>> Begin

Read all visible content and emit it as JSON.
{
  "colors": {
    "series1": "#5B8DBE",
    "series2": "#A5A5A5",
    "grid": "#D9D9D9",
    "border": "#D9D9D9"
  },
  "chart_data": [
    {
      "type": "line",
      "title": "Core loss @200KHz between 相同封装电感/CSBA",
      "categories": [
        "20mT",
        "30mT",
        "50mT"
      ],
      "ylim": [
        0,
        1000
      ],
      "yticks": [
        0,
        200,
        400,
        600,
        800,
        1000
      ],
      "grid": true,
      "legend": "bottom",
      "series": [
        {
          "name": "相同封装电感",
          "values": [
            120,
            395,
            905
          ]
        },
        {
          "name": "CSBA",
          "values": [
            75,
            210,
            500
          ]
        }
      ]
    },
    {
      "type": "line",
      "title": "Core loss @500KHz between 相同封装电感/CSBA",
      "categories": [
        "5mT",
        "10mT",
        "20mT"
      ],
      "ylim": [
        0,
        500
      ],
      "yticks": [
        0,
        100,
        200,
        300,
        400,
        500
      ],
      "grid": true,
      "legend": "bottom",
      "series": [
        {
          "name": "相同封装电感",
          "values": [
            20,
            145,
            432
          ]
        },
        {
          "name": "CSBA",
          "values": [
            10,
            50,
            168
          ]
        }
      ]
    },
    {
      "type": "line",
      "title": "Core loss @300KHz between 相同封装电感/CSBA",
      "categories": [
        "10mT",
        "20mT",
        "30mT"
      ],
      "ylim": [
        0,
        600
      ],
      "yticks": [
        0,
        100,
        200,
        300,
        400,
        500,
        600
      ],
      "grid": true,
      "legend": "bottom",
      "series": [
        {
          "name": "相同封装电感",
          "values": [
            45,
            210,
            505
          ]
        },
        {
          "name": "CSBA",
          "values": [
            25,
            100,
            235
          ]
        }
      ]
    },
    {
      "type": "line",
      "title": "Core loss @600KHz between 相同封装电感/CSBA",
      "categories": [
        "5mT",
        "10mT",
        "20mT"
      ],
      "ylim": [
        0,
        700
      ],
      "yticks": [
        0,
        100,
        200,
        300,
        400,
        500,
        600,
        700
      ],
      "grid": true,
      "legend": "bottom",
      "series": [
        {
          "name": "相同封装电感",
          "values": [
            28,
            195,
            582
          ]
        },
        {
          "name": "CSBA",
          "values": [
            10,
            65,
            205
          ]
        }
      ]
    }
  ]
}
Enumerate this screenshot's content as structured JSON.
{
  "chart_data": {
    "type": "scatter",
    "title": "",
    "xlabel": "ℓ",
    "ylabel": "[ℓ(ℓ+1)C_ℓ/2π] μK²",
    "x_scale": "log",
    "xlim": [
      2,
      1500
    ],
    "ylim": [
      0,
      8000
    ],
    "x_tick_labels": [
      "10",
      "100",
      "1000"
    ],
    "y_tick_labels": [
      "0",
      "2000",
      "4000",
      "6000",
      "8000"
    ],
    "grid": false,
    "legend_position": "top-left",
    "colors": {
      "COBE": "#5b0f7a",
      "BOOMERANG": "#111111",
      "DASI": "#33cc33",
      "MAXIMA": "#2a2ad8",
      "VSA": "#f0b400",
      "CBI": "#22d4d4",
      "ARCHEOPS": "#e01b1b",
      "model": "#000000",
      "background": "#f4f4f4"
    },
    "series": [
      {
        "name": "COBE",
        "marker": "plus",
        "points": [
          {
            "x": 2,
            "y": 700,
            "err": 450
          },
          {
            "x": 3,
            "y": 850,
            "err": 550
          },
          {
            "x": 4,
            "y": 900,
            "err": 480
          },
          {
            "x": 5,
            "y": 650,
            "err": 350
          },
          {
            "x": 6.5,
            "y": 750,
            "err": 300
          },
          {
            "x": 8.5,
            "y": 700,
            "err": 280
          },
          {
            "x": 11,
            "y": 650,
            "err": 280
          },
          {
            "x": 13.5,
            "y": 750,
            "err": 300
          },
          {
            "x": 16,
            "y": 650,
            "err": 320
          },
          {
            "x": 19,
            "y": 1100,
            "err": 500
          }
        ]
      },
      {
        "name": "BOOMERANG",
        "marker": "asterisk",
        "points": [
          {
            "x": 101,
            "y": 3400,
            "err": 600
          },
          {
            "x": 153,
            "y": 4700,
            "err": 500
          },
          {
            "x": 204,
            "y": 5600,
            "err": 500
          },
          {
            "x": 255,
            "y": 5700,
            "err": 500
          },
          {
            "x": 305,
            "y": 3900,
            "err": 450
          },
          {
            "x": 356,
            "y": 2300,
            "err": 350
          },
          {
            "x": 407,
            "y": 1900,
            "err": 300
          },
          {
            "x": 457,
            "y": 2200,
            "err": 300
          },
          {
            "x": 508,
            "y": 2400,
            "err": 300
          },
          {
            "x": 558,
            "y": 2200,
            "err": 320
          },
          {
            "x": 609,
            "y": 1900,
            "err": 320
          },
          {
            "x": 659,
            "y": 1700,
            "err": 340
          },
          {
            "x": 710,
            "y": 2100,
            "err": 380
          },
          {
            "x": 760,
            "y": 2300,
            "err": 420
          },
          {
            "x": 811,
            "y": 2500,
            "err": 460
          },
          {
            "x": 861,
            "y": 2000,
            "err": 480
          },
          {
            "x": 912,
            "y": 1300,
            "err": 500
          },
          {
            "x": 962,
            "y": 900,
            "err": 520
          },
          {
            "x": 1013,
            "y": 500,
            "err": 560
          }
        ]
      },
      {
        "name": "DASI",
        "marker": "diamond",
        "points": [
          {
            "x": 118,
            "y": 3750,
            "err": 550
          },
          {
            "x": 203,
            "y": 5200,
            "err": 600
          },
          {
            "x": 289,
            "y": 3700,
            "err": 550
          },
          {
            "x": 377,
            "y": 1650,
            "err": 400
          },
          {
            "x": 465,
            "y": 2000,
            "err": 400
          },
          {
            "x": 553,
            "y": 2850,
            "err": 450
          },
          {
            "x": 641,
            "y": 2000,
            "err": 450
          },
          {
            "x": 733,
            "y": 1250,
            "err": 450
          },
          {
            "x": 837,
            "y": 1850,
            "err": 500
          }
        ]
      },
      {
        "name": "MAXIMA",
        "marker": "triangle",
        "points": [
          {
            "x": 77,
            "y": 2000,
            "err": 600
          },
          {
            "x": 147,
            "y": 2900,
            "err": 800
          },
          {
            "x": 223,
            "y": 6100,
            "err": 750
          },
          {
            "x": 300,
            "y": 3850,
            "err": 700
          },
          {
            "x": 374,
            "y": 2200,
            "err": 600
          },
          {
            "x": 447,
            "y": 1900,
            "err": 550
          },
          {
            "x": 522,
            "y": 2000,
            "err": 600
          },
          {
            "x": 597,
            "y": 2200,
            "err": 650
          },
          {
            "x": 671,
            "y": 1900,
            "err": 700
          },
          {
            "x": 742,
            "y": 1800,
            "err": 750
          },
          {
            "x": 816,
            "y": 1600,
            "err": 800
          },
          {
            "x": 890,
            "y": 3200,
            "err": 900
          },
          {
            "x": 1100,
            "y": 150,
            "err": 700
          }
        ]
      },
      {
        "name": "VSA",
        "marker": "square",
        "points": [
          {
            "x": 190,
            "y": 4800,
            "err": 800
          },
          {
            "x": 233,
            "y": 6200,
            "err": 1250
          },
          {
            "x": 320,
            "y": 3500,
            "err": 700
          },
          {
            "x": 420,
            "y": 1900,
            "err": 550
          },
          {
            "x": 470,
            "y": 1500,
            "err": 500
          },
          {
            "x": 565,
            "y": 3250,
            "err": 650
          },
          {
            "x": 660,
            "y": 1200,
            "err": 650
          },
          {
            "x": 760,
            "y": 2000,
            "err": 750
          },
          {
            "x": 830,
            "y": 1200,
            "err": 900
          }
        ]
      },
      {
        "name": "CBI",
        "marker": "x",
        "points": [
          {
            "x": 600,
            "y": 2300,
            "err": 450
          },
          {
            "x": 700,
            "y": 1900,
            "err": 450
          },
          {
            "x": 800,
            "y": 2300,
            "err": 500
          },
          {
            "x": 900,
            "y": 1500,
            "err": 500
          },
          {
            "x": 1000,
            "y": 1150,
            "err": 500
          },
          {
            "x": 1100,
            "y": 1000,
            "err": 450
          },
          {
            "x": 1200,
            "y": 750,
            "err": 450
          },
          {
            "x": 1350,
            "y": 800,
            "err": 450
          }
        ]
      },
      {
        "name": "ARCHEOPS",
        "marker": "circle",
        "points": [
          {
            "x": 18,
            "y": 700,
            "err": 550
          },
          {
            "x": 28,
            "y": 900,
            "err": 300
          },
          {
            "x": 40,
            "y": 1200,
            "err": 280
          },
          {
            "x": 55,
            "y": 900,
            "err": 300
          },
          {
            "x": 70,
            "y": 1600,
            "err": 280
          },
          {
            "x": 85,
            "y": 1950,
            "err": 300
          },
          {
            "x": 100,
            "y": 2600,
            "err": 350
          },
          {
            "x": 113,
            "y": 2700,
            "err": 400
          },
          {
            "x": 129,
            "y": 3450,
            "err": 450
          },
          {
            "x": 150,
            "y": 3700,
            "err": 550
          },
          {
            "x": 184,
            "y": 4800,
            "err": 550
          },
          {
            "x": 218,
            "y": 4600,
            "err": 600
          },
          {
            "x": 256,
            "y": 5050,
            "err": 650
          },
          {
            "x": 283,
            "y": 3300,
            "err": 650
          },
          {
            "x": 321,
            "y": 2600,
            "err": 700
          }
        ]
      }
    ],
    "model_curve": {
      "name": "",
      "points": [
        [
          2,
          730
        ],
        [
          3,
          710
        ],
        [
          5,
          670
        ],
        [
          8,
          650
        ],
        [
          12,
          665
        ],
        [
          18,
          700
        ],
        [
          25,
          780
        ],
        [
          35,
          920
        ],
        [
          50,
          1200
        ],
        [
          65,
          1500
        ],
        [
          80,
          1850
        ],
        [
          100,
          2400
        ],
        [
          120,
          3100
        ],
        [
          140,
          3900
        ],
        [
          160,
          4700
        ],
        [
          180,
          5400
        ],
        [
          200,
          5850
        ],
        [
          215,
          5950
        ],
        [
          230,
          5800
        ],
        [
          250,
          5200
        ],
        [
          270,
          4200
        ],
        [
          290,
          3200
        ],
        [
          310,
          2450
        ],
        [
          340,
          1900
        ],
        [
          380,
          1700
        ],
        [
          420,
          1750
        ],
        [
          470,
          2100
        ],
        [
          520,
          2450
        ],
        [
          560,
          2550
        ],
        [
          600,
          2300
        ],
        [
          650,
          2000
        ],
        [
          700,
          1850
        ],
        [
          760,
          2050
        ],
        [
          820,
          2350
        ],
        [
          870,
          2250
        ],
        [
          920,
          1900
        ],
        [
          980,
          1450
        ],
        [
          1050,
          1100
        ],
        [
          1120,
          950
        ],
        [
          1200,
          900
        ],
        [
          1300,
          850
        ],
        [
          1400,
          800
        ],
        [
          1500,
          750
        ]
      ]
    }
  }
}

>> End

Extract all lines that hold the word "content".

Read all visible content and emit it as JSON.
Enumerate this screenshot's content as structured JSON.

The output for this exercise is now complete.